Write out every entry word for word.

>>

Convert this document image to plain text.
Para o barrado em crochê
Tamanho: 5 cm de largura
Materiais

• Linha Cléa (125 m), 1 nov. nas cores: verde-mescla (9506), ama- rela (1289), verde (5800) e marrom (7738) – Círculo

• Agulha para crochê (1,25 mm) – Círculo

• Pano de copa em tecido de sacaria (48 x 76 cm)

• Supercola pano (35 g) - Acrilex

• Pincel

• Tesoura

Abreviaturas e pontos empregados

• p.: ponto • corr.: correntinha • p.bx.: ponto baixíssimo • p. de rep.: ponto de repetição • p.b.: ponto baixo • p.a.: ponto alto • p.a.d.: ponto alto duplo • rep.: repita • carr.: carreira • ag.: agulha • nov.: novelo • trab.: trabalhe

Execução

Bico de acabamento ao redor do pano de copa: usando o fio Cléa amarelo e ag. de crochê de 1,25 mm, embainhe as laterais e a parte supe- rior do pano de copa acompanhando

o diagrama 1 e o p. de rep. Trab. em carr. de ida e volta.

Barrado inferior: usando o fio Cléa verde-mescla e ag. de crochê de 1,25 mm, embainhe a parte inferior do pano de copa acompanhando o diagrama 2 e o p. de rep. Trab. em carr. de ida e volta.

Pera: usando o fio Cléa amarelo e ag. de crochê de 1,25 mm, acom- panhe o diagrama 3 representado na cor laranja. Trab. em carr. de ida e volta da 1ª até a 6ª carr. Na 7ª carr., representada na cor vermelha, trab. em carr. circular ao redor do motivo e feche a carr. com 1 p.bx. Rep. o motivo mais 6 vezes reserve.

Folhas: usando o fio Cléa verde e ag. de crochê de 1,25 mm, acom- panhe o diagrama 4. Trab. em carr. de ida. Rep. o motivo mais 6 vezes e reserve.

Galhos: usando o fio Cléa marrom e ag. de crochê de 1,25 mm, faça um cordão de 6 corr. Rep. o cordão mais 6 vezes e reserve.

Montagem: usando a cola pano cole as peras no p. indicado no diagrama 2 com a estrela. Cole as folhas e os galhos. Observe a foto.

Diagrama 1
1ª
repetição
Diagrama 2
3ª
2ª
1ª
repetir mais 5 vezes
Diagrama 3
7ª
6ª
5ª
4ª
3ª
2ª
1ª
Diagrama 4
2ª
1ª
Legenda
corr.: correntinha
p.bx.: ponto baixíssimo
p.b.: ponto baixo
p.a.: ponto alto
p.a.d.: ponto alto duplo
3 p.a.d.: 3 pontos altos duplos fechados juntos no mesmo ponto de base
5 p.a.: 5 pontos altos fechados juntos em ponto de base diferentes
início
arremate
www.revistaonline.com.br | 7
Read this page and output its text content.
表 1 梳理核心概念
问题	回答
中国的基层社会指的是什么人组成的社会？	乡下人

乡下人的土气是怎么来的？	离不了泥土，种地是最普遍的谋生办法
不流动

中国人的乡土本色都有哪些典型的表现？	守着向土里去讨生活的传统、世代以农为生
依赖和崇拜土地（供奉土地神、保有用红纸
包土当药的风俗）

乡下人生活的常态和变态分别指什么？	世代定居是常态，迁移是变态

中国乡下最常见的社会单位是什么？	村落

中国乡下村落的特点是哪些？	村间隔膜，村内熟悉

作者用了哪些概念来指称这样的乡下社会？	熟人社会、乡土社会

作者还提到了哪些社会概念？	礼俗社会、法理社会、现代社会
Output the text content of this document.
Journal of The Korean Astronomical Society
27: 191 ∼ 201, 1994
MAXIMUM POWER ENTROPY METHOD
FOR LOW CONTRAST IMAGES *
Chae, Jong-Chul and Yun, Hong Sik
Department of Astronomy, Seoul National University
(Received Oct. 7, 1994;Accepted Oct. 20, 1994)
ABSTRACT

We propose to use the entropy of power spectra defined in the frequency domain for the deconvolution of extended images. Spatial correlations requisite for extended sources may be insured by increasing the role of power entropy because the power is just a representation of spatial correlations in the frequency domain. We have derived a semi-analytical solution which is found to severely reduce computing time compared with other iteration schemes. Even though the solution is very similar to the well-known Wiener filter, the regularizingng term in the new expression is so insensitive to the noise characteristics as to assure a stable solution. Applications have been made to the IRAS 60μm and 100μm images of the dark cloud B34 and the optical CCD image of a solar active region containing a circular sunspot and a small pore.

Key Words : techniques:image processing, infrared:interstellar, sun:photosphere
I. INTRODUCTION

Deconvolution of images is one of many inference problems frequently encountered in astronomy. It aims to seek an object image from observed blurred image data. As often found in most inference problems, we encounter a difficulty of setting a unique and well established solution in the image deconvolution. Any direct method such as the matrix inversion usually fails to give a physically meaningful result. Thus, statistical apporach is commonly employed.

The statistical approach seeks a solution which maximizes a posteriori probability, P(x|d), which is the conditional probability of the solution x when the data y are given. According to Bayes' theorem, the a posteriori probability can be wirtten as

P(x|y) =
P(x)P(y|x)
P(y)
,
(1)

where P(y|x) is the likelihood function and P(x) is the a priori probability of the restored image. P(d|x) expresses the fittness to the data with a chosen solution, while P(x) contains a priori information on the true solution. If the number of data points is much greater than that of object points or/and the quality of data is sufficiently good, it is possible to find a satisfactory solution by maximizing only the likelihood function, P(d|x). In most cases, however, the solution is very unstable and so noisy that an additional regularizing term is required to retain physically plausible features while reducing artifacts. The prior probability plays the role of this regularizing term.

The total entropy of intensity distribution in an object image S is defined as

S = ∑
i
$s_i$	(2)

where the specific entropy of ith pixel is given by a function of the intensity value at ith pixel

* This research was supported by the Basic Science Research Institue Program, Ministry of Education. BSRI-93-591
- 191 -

<<

--- Full solution ---
Convert this document image to plain text.
Para o barrado em crochê
Tamanho: 5 cm de largura
Materiais

• Linha Cléa (125 m), 1 nov. nas cores: verde-mescla (9506), ama- rela (1289), verde (5800) e marrom (7738) – Círculo

• Agulha para crochê (1,25 mm) – Círculo

• Pano de copa em tecido de sacaria (48 x 76 cm)

• Supercola pano (35 g) - Acrilex

• Pincel

• Tesoura

Abreviaturas e pontos empregados

• p.: ponto • corr.: correntinha • p.bx.: ponto baixíssimo • p. de rep.: ponto de repetição • p.b.: ponto baixo • p.a.: ponto alto • p.a.d.: ponto alto duplo • rep.: repita • carr.: carreira • ag.: agulha • nov.: novelo • trab.: trabalhe

Execução

Bico de acabamento ao redor do pano de copa: usando o fio Cléa amarelo e ag. de crochê de 1,25 mm, embainhe as laterais e a parte supe- rior do pano de copa acompanhando

o diagrama 1 e o p. de rep. Trab. em carr. de ida e volta.

Barrado inferior: usando o fio Cléa verde-mescla e ag. de crochê de 1,25 mm, embainhe a parte inferior do pano de copa acompanhando o diagrama 2 e o p. de rep. Trab. em carr. de ida e volta.

Pera: usando o fio Cléa amarelo e ag. de crochê de 1,25 mm, acom- panhe o diagrama 3 representado na cor laranja. Trab. em carr. de ida e volta da 1ª até a 6ª carr. Na 7ª carr., representada na cor vermelha, trab. em carr. circular ao redor do motivo e feche a carr. com 1 p.bx. Rep. o motivo mais 6 vezes reserve.

Folhas: usando o fio Cléa verde e ag. de crochê de 1,25 mm, acom- panhe o diagrama 4. Trab. em carr. de ida. Rep. o motivo mais 6 vezes e reserve.

Galhos: usando o fio Cléa marrom e ag. de crochê de 1,25 mm, faça um cordão de 6 corr. Rep. o cordão mais 6 vezes e reserve.

Montagem: usando a cola pano cole as peras no p. indicado no diagrama 2 com a estrela. Cole as folhas e os galhos. Observe a foto.

Diagrama 1
1ª
repetição
Diagrama 2
3ª
2ª
1ª
repetir mais 5 vezes
Diagrama 3
7ª
6ª
5ª
4ª
3ª
2ª
1ª
Diagrama 4
2ª
1ª
Legenda
corr.: correntinha
p.bx.: ponto baixíssimo
p.b.: ponto baixo
p.a.: ponto alto
p.a.d.: ponto alto duplo
3 p.a.d.: 3 pontos altos duplos fechados juntos no mesmo ponto de base
5 p.a.: 5 pontos altos fechados juntos em ponto de base diferentes
início
arremate
www.revistaonline.com.br | 7
Read this page and output its text content.
表 1 梳理核心概念
问题	回答
中国的基层社会指的是什么人组成的社会？	乡下人

乡下人的土气是怎么来的？	离不了泥土，种地是最普遍的谋生办法
不流动

中国人的乡土本色都有哪些典型的表现？	守着向土里去讨生活的传统、世代以农为生
依赖和崇拜土地（供奉土地神、保有用红纸
包土当药的风俗）

乡下人生活的常态和变态分别指什么？	世代定居是常态，迁移是变态

中国乡下最常见的社会单位是什么？	村落

中国乡下村落的特点是哪些？	村间隔膜，村内熟悉

作者用了哪些概念来指称这样的乡下社会？	熟人社会、乡土社会

作者还提到了哪些社会概念？	礼俗社会、法理社会、现代社会
Output the text content of this document.
Journal of The Korean Astronomical Society
27: 191 ∼ 201, 1994
MAXIMUM POWER ENTROPY METHOD
FOR LOW CONTRAST IMAGES *
Chae, Jong-Chul and Yun, Hong Sik
Department of Astronomy, Seoul National University
(Received Oct. 7, 1994;Accepted Oct. 20, 1994)
ABSTRACT

We propose to use the entropy of power spectra defined in the frequency domain for the deconvolution of extended images. Spatial correlations requisite for extended sources may be insured by increasing the role of power entropy because the power is just a representation of spatial correlations in the frequency domain. We have derived a semi-analytical solution which is found to severely reduce computing time compared with other iteration schemes. Even though the solution is very similar to the well-known Wiener filter, the regularizingng term in the new expression is so insensitive to the noise characteristics as to assure a stable solution. Applications have been made to the IRAS 60μm and 100μm images of the dark cloud B34 and the optical CCD image of a solar active region containing a circular sunspot and a small pore.

Key Words : techniques:image processing, infrared:interstellar, sun:photosphere
I. INTRODUCTION

Deconvolution of images is one of many inference problems frequently encountered in astronomy. It aims to seek an object image from observed blurred image data. As often found in most inference problems, we encounter a difficulty of setting a unique and well established solution in the image deconvolution. Any direct method such as the matrix inversion usually fails to give a physically meaningful result. Thus, statistical apporach is commonly employed.

The statistical approach seeks a solution which maximizes a posteriori probability, P(x|d), which is the conditional probability of the solution x when the data y are given. According to Bayes' theorem, the a posteriori probability can be wirtten as

P(x|y) =
P(x)P(y|x)
P(y)
,
(1)

where P(y|x) is the likelihood function and P(x) is the a priori probability of the restored image. P(d|x) expresses the fittness to the data with a chosen solution, while P(x) contains a priori information on the true solution. If the number of data points is much greater than that of object points or/and the quality of data is sufficiently good, it is possible to find a satisfactory solution by maximizing only the likelihood function, P(d|x). In most cases, however, the solution is very unstable and so noisy that an additional regularizing term is required to retain physically plausible features while reducing artifacts. The prior probability plays the role of this regularizing term.

The total entropy of intensity distribution in an object image S is defined as

S = ∑
i
$s_i$	(2)

where the specific entropy of ith pixel is given by a function of the intensity value at ith pixel

* This research was supported by the Basic Science Research Institue Program, Ministry of Education. BSRI-93-591
- 191 -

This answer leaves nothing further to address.